■ **Written instruction**
The records that follow need to be output exactly as they are.

..............................

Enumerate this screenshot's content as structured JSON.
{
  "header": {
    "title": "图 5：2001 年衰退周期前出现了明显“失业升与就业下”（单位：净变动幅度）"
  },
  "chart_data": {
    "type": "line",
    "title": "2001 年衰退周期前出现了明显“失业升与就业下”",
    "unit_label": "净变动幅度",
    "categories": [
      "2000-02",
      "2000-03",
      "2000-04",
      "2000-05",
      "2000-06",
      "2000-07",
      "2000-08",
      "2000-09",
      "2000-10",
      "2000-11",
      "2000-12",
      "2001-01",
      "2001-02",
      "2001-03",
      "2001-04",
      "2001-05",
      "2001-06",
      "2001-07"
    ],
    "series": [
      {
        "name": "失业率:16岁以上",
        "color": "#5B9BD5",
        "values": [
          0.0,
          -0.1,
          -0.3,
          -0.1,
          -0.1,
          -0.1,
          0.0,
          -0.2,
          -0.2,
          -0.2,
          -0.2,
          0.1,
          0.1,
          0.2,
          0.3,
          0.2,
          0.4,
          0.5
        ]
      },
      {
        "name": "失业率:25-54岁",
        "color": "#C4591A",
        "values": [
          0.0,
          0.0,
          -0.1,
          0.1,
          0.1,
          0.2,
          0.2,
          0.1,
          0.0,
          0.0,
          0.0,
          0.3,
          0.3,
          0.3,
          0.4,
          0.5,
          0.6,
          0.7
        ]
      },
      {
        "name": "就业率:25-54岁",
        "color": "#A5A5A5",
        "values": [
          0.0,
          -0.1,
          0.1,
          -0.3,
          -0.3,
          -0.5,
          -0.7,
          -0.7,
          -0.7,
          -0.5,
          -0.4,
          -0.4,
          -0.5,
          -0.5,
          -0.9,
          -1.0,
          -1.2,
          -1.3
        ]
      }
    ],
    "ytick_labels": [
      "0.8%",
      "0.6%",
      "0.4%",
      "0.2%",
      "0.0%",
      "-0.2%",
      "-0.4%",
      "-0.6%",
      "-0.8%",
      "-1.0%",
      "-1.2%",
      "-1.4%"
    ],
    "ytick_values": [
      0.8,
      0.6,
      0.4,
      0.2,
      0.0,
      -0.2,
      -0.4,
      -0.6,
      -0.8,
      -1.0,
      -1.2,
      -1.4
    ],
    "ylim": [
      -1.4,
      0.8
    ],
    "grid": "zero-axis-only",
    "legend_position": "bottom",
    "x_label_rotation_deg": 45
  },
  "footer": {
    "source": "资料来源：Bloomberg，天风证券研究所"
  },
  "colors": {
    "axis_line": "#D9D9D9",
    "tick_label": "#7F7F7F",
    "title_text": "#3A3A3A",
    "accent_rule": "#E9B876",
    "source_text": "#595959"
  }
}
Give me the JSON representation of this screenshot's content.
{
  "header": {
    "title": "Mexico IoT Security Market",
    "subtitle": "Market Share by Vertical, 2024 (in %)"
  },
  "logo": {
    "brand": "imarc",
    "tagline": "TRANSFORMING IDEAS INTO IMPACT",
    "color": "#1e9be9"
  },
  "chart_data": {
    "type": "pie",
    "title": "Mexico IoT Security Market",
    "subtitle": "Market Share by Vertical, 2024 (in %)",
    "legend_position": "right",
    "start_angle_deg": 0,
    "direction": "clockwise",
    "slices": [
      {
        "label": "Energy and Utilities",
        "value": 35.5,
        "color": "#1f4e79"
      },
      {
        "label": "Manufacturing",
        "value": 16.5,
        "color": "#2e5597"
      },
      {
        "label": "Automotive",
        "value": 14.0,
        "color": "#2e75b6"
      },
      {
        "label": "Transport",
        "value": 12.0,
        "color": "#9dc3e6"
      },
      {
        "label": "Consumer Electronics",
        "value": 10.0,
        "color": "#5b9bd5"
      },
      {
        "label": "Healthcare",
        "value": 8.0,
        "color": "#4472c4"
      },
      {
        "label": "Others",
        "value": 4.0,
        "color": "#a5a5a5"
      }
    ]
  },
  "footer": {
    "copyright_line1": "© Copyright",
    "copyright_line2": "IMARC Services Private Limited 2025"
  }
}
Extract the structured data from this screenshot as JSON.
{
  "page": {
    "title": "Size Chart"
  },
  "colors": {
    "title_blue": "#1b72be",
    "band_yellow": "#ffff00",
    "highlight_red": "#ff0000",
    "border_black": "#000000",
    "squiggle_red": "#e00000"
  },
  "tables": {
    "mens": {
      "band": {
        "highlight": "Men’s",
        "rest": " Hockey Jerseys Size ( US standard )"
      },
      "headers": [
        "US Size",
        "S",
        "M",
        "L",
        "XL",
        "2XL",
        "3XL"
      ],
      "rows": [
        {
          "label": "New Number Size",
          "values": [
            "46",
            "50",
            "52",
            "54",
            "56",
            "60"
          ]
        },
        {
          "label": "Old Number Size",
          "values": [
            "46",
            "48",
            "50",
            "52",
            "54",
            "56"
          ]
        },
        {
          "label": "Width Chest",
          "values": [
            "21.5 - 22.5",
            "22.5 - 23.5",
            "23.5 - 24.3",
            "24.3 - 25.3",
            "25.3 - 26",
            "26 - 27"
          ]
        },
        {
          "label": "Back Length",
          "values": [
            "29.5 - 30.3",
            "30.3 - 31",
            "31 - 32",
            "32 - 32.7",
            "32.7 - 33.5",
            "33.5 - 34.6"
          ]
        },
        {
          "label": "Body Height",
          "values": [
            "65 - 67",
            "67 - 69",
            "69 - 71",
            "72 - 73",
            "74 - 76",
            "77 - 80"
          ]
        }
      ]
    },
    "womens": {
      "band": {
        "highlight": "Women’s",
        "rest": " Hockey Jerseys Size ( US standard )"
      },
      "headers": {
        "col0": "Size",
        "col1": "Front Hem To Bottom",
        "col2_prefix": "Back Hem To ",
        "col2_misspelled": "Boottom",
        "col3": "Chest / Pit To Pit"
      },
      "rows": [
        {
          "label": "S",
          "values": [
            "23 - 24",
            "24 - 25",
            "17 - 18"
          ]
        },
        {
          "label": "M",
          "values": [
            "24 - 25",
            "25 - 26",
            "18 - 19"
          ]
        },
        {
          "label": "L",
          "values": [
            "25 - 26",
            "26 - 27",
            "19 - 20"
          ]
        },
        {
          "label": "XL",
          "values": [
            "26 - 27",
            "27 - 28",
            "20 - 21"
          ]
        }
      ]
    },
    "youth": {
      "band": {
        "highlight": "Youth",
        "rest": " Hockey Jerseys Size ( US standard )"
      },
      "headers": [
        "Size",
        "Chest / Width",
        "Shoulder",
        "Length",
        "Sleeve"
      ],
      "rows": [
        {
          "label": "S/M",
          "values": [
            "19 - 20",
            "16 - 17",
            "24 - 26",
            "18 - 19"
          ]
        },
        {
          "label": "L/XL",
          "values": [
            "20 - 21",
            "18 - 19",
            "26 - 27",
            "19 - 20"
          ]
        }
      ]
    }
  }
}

..............................

■ **Response**
Enumerate this screenshot's content as structured JSON.
{
  "header": {
    "title": "图 5：2001 年衰退周期前出现了明显“失业升与就业下”（单位：净变动幅度）"
  },
  "chart_data": {
    "type": "line",
    "title": "2001 年衰退周期前出现了明显“失业升与就业下”",
    "unit_label": "净变动幅度",
    "categories": [
      "2000-02",
      "2000-03",
      "2000-04",
      "2000-05",
      "2000-06",
      "2000-07",
      "2000-08",
      "2000-09",
      "2000-10",
      "2000-11",
      "2000-12",
      "2001-01",
      "2001-02",
      "2001-03",
      "2001-04",
      "2001-05",
      "2001-06",
      "2001-07"
    ],
    "series": [
      {
        "name": "失业率:16岁以上",
        "color": "#5B9BD5",
        "values": [
          0.0,
          -0.1,
          -0.3,
          -0.1,
          -0.1,
          -0.1,
          0.0,
          -0.2,
          -0.2,
          -0.2,
          -0.2,
          0.1,
          0.1,
          0.2,
          0.3,
          0.2,
          0.4,
          0.5
        ]
      },
      {
        "name": "失业率:25-54岁",
        "color": "#C4591A",
        "values": [
          0.0,
          0.0,
          -0.1,
          0.1,
          0.1,
          0.2,
          0.2,
          0.1,
          0.0,
          0.0,
          0.0,
          0.3,
          0.3,
          0.3,
          0.4,
          0.5,
          0.6,
          0.7
        ]
      },
      {
        "name": "就业率:25-54岁",
        "color": "#A5A5A5",
        "values": [
          0.0,
          -0.1,
          0.1,
          -0.3,
          -0.3,
          -0.5,
          -0.7,
          -0.7,
          -0.7,
          -0.5,
          -0.4,
          -0.4,
          -0.5,
          -0.5,
          -0.9,
          -1.0,
          -1.2,
          -1.3
        ]
      }
    ],
    "ytick_labels": [
      "0.8%",
      "0.6%",
      "0.4%",
      "0.2%",
      "0.0%",
      "-0.2%",
      "-0.4%",
      "-0.6%",
      "-0.8%",
      "-1.0%",
      "-1.2%",
      "-1.4%"
    ],
    "ytick_values": [
      0.8,
      0.6,
      0.4,
      0.2,
      0.0,
      -0.2,
      -0.4,
      -0.6,
      -0.8,
      -1.0,
      -1.2,
      -1.4
    ],
    "ylim": [
      -1.4,
      0.8
    ],
    "grid": "zero-axis-only",
    "legend_position": "bottom",
    "x_label_rotation_deg": 45
  },
  "footer": {
    "source": "资料来源：Bloomberg，天风证券研究所"
  },
  "colors": {
    "axis_line": "#D9D9D9",
    "tick_label": "#7F7F7F",
    "title_text": "#3A3A3A",
    "accent_rule": "#E9B876",
    "source_text": "#595959"
  }
}
Give me the JSON representation of this screenshot's content.
{
  "header": {
    "title": "Mexico IoT Security Market",
    "subtitle": "Market Share by Vertical, 2024 (in %)"
  },
  "logo": {
    "brand": "imarc",
    "tagline": "TRANSFORMING IDEAS INTO IMPACT",
    "color": "#1e9be9"
  },
  "chart_data": {
    "type": "pie",
    "title": "Mexico IoT Security Market",
    "subtitle": "Market Share by Vertical, 2024 (in %)",
    "legend_position": "right",
    "start_angle_deg": 0,
    "direction": "clockwise",
    "slices": [
      {
        "label": "Energy and Utilities",
        "value": 35.5,
        "color": "#1f4e79"
      },
      {
        "label": "Manufacturing",
        "value": 16.5,
        "color": "#2e5597"
      },
      {
        "label": "Automotive",
        "value": 14.0,
        "color": "#2e75b6"
      },
      {
        "label": "Transport",
        "value": 12.0,
        "color": "#9dc3e6"
      },
      {
        "label": "Consumer Electronics",
        "value": 10.0,
        "color": "#5b9bd5"
      },
      {
        "label": "Healthcare",
        "value": 8.0,
        "color": "#4472c4"
      },
      {
        "label": "Others",
        "value": 4.0,
        "color": "#a5a5a5"
      }
    ]
  },
  "footer": {
    "copyright_line1": "© Copyright",
    "copyright_line2": "IMARC Services Private Limited 2025"
  }
}
Extract the structured data from this screenshot as JSON.
{
  "page": {
    "title": "Size Chart"
  },
  "colors": {
    "title_blue": "#1b72be",
    "band_yellow": "#ffff00",
    "highlight_red": "#ff0000",
    "border_black": "#000000",
    "squiggle_red": "#e00000"
  },
  "tables": {
    "mens": {
      "band": {
        "highlight": "Men’s",
        "rest": " Hockey Jerseys Size ( US standard )"
      },
      "headers": [
        "US Size",
        "S",
        "M",
        "L",
        "XL",
        "2XL",
        "3XL"
      ],
      "rows": [
        {
          "label": "New Number Size",
          "values": [
            "46",
            "50",
            "52",
            "54",
            "56",
            "60"
          ]
        },
        {
          "label": "Old Number Size",
          "values": [
            "46",
            "48",
            "50",
            "52",
            "54",
            "56"
          ]
        },
        {
          "label": "Width Chest",
          "values": [
            "21.5 - 22.5",
            "22.5 - 23.5",
            "23.5 - 24.3",
            "24.3 - 25.3",
            "25.3 - 26",
            "26 - 27"
          ]
        },
        {
          "label": "Back Length",
          "values": [
            "29.5 - 30.3",
            "30.3 - 31",
            "31 - 32",
            "32 - 32.7",
            "32.7 - 33.5",
            "33.5 - 34.6"
          ]
        },
        {
          "label": "Body Height",
          "values": [
            "65 - 67",
            "67 - 69",
            "69 - 71",
            "72 - 73",
            "74 - 76",
            "77 - 80"
          ]
        }
      ]
    },
    "womens": {
      "band": {
        "highlight": "Women’s",
        "rest": " Hockey Jerseys Size ( US standard )"
      },
      "headers": {
        "col0": "Size",
        "col1": "Front Hem To Bottom",
        "col2_prefix": "Back Hem To ",
        "col2_misspelled": "Boottom",
        "col3": "Chest / Pit To Pit"
      },
      "rows": [
        {
          "label": "S",
          "values": [
            "23 - 24",
            "24 - 25",
            "17 - 18"
          ]
        },
        {
          "label": "M",
          "values": [
            "24 - 25",
            "25 - 26",
            "18 - 19"
          ]
        },
        {
          "label": "L",
          "values": [
            "25 - 26",
            "26 - 27",
            "19 - 20"
          ]
        },
        {
          "label": "XL",
          "values": [
            "26 - 27",
            "27 - 28",
            "20 - 21"
          ]
        }
      ]
    },
    "youth": {
      "band": {
        "highlight": "Youth",
        "rest": " Hockey Jerseys Size ( US standard )"
      },
      "headers": [
        "Size",
        "Chest / Width",
        "Shoulder",
        "Length",
        "Sleeve"
      ],
      "rows": [
        {
          "label": "S/M",
          "values": [
            "19 - 20",
            "16 - 17",
            "24 - 26",
            "18 - 19"
          ]
        },
        {
          "label": "L/XL",
          "values": [
            "20 - 21",
            "18 - 19",
            "26 - 27",
            "19 - 20"
          ]
        }
      ]
    }
  }
}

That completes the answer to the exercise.